[Records from a data collection]
= = = = =

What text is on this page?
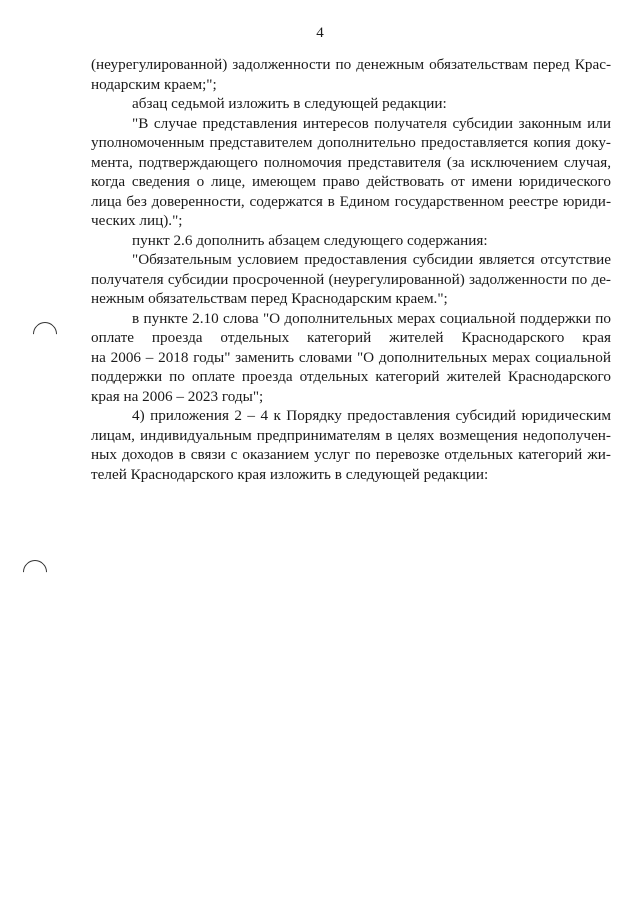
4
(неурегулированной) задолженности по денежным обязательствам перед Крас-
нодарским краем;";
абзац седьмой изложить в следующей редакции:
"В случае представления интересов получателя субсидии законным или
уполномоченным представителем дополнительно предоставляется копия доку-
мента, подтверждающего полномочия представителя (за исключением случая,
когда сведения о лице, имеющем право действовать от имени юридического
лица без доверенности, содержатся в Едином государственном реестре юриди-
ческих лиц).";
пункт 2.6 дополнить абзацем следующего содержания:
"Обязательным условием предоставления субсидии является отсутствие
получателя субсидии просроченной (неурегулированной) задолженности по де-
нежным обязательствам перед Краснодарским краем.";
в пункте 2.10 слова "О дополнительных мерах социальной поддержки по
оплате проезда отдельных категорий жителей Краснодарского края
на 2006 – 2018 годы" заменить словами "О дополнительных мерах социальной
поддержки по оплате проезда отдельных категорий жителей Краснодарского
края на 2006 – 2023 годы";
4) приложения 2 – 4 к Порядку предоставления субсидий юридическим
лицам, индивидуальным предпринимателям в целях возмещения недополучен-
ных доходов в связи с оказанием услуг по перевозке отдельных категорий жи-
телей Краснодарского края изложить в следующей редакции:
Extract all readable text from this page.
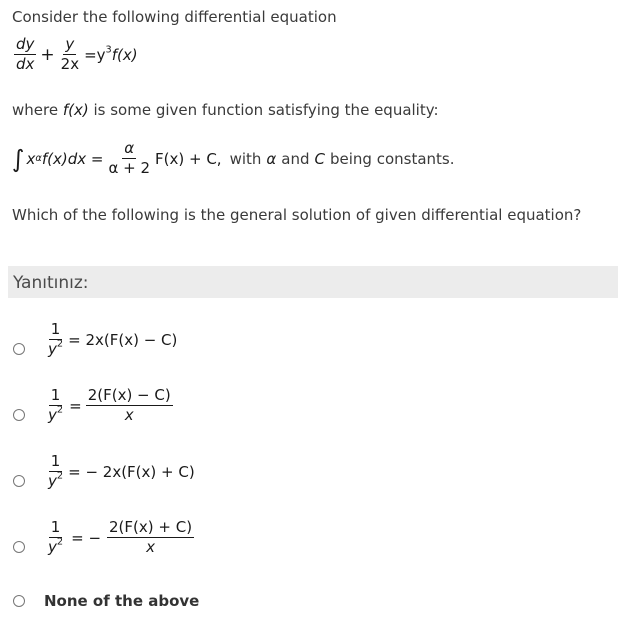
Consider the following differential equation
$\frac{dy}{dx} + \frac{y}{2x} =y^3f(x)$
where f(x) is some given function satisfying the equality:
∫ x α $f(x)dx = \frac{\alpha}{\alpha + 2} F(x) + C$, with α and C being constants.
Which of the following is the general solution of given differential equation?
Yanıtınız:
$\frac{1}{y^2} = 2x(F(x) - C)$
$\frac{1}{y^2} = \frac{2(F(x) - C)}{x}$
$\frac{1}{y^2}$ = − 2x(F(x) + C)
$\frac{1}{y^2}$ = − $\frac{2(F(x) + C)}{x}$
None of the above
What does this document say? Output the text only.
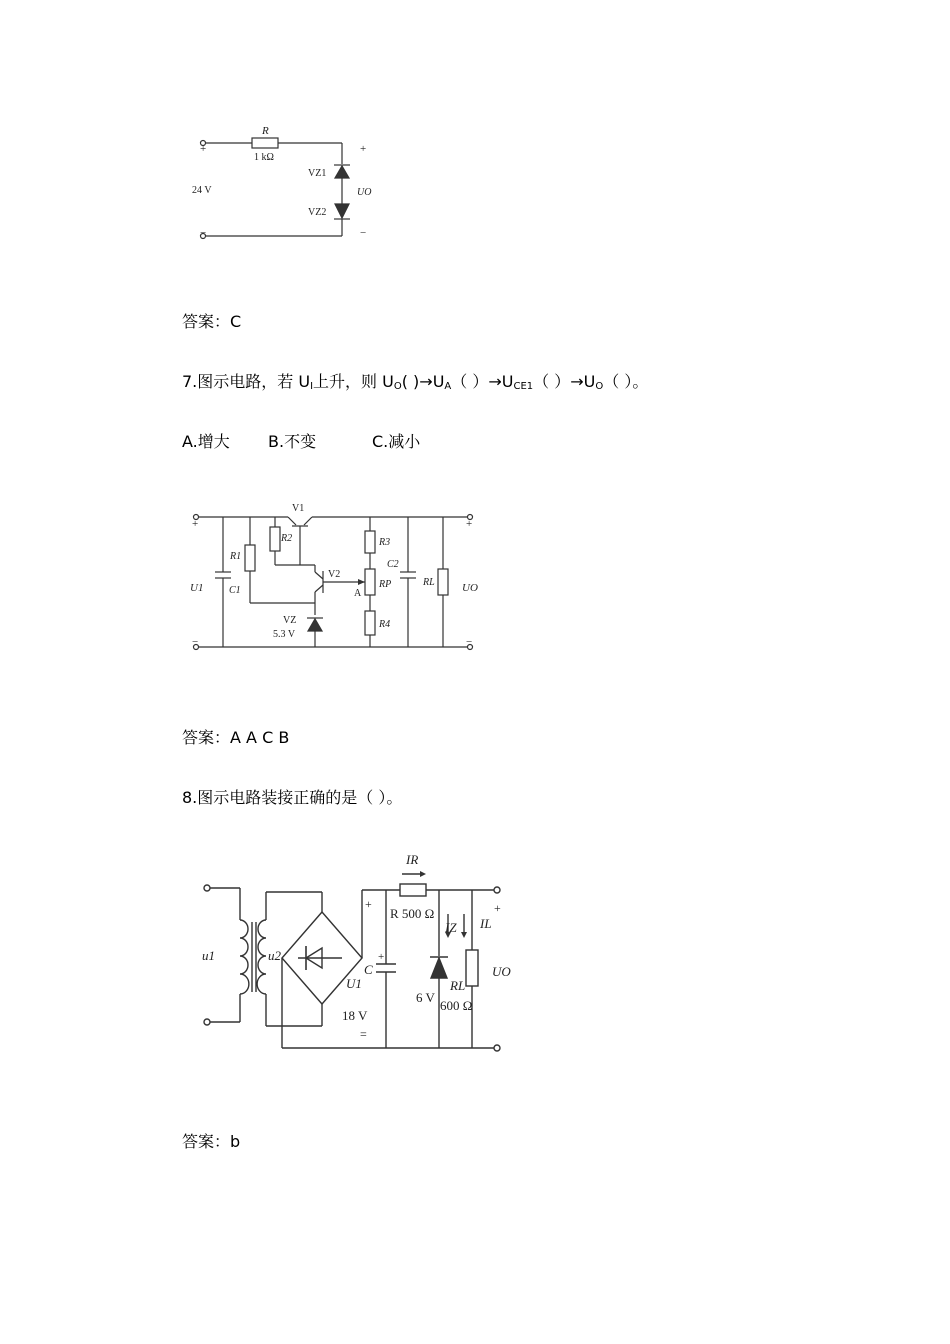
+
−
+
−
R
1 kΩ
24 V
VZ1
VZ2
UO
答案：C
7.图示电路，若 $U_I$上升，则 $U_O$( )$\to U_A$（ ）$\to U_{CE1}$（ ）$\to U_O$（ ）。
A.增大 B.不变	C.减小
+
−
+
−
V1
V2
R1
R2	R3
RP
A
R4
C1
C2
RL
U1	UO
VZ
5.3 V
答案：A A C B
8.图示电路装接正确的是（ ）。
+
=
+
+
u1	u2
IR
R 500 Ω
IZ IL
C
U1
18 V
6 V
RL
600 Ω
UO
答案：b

= = = = =

*Given request*
Copy out every line of the data that includes "проезда".

*Expected answer*
оплате проезда отдельных категорий жителей Краснодарского края
поддержки по оплате проезда отдельных категорий жителей Краснодарского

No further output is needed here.